- _Exercise requirements_: Take the material below and write it all out again exactly.

- _Rows_:
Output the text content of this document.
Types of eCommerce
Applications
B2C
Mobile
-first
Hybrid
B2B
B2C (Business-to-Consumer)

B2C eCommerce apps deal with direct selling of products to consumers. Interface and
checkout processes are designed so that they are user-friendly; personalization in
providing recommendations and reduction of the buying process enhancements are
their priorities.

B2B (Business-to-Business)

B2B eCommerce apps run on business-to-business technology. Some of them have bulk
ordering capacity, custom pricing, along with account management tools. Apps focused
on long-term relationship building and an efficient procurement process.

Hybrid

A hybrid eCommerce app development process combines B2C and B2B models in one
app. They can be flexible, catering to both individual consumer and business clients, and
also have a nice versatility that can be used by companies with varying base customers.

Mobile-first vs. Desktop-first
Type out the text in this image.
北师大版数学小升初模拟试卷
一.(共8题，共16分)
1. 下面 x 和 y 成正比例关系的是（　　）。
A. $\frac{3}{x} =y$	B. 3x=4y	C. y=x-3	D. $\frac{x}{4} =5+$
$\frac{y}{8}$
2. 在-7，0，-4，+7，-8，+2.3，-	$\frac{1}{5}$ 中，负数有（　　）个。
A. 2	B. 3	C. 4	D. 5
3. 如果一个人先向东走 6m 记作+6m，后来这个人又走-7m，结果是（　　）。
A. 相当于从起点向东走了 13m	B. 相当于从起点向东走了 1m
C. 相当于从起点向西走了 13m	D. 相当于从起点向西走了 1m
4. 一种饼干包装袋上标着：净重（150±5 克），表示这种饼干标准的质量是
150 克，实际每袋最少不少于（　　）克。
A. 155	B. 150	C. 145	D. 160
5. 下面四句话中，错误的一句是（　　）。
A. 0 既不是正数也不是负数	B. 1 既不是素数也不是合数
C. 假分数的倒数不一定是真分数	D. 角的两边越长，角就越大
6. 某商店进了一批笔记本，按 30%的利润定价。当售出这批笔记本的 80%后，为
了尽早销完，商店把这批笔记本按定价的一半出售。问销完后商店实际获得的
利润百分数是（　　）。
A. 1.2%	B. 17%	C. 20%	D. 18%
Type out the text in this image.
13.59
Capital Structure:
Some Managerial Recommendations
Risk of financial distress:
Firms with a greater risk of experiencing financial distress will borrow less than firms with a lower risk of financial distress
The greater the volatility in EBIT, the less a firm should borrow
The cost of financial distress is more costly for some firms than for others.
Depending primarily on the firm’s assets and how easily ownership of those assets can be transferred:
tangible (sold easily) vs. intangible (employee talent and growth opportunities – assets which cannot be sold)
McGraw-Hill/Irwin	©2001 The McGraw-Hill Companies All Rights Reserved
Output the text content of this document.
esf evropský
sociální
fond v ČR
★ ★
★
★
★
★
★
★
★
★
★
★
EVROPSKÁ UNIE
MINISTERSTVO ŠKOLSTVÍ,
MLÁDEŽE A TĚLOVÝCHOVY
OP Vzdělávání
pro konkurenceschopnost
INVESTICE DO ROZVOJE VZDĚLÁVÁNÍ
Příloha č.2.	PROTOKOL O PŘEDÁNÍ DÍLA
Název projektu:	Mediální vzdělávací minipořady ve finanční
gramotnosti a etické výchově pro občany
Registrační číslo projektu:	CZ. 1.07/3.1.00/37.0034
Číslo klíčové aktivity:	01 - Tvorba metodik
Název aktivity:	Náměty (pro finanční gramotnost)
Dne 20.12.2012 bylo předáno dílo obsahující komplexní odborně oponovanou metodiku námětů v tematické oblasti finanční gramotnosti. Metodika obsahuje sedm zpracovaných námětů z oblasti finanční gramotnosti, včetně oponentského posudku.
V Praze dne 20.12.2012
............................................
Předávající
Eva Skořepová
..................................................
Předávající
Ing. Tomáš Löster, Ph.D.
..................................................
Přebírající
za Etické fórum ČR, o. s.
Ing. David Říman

- _Expected answer_:
Output the text content of this document.
Types of eCommerce
Applications
B2C
Mobile
-first
Hybrid
B2B
B2C (Business-to-Consumer)

B2C eCommerce apps deal with direct selling of products to consumers. Interface and
checkout processes are designed so that they are user-friendly; personalization in
providing recommendations and reduction of the buying process enhancements are
their priorities.

B2B (Business-to-Business)

B2B eCommerce apps run on business-to-business technology. Some of them have bulk
ordering capacity, custom pricing, along with account management tools. Apps focused
on long-term relationship building and an efficient procurement process.

Hybrid

A hybrid eCommerce app development process combines B2C and B2B models in one
app. They can be flexible, catering to both individual consumer and business clients, and
also have a nice versatility that can be used by companies with varying base customers.

Mobile-first vs. Desktop-first
Type out the text in this image.
北师大版数学小升初模拟试卷
一.(共8题，共16分)
1. 下面 x 和 y 成正比例关系的是（　　）。
A. $\frac{3}{x} =y$	B. 3x=4y	C. y=x-3	D. $\frac{x}{4} =5+$
$\frac{y}{8}$
2. 在-7，0，-4，+7，-8，+2.3，-	$\frac{1}{5}$ 中，负数有（　　）个。
A. 2	B. 3	C. 4	D. 5
3. 如果一个人先向东走 6m 记作+6m，后来这个人又走-7m，结果是（　　）。
A. 相当于从起点向东走了 13m	B. 相当于从起点向东走了 1m
C. 相当于从起点向西走了 13m	D. 相当于从起点向西走了 1m
4. 一种饼干包装袋上标着：净重（150±5 克），表示这种饼干标准的质量是
150 克，实际每袋最少不少于（　　）克。
A. 155	B. 150	C. 145	D. 160
5. 下面四句话中，错误的一句是（　　）。
A. 0 既不是正数也不是负数	B. 1 既不是素数也不是合数
C. 假分数的倒数不一定是真分数	D. 角的两边越长，角就越大
6. 某商店进了一批笔记本，按 30%的利润定价。当售出这批笔记本的 80%后，为
了尽早销完，商店把这批笔记本按定价的一半出售。问销完后商店实际获得的
利润百分数是（　　）。
A. 1.2%	B. 17%	C. 20%	D. 18%
Type out the text in this image.
13.59
Capital Structure:
Some Managerial Recommendations
Risk of financial distress:
Firms with a greater risk of experiencing financial distress will borrow less than firms with a lower risk of financial distress
The greater the volatility in EBIT, the less a firm should borrow
The cost of financial distress is more costly for some firms than for others.
Depending primarily on the firm’s assets and how easily ownership of those assets can be transferred:
tangible (sold easily) vs. intangible (employee talent and growth opportunities – assets which cannot be sold)
McGraw-Hill/Irwin	©2001 The McGraw-Hill Companies All Rights Reserved
Output the text content of this document.
esf evropský
sociální
fond v ČR
★ ★
★
★
★
★
★
★
★
★
★
★
EVROPSKÁ UNIE
MINISTERSTVO ŠKOLSTVÍ,
MLÁDEŽE A TĚLOVÝCHOVY
OP Vzdělávání
pro konkurenceschopnost
INVESTICE DO ROZVOJE VZDĚLÁVÁNÍ
Příloha č.2.	PROTOKOL O PŘEDÁNÍ DÍLA
Název projektu:	Mediální vzdělávací minipořady ve finanční
gramotnosti a etické výchově pro občany
Registrační číslo projektu:	CZ. 1.07/3.1.00/37.0034
Číslo klíčové aktivity:	01 - Tvorba metodik
Název aktivity:	Náměty (pro finanční gramotnost)
Dne 20.12.2012 bylo předáno dílo obsahující komplexní odborně oponovanou metodiku námětů v tematické oblasti finanční gramotnosti. Metodika obsahuje sedm zpracovaných námětů z oblasti finanční gramotnosti, včetně oponentského posudku.
V Praze dne 20.12.2012
............................................
Předávající
Eva Skořepová
..................................................
Předávající
Ing. Tomáš Löster, Ph.D.
..................................................
Přebírající
za Etické fórum ČR, o. s.
Ing. David Říman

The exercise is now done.